#### Your goal
In the entries that follow, how many lines hold the string "right"? Give only that number.

╭──

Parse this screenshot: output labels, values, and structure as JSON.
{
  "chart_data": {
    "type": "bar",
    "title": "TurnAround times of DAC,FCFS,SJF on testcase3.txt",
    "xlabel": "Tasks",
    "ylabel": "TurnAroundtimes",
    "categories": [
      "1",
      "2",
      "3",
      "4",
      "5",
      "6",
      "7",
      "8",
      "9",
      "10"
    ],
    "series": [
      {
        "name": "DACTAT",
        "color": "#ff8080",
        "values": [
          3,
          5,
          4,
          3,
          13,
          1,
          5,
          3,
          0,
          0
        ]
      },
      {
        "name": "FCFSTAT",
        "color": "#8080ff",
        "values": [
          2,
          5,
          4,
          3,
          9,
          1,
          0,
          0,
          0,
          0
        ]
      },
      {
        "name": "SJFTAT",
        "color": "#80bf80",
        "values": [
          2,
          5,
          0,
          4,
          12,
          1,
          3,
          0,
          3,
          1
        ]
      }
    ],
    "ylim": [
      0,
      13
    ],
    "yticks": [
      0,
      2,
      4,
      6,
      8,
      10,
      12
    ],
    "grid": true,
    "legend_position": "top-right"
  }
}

╰──
╭──

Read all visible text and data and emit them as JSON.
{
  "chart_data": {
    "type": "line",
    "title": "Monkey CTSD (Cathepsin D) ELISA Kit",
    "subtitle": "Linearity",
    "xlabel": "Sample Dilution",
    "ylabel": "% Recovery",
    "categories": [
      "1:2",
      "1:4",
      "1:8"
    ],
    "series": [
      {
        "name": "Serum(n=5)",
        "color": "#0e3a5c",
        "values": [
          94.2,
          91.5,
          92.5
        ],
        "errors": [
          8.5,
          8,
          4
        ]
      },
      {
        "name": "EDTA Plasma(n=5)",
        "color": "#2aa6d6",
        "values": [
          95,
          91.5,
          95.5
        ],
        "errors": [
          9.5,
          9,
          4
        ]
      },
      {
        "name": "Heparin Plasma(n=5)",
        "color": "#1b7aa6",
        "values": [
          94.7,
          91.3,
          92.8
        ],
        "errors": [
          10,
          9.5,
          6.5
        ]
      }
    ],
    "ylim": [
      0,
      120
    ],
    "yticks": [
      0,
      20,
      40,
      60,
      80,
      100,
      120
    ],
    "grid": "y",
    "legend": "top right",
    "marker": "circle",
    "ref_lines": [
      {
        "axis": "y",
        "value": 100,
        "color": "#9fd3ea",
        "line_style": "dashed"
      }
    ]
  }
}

╰──
╭──

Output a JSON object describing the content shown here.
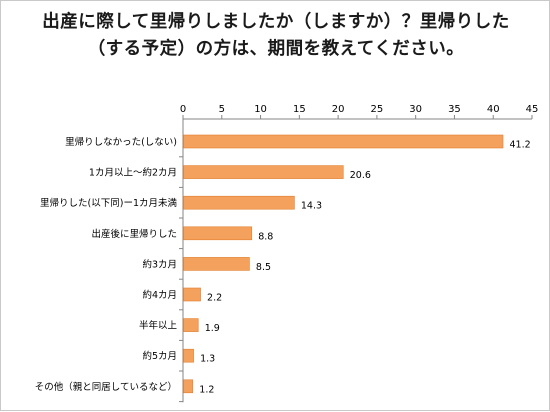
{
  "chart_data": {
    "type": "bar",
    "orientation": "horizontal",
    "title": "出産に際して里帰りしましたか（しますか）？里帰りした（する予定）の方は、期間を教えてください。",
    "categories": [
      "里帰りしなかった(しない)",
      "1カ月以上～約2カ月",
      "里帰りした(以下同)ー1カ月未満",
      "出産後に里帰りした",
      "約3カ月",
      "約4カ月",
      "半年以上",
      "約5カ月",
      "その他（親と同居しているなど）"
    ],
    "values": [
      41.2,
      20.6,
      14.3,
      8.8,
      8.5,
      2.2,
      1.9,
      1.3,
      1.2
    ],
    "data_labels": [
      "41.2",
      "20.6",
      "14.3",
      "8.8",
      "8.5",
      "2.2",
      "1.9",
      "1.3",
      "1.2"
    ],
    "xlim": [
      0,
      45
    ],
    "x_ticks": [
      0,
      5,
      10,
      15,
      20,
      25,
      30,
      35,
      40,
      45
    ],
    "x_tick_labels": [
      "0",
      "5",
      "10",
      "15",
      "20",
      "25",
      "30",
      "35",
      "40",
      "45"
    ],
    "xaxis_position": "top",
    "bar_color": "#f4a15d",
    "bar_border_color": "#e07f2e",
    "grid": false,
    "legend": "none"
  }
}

╰──

#### Result
2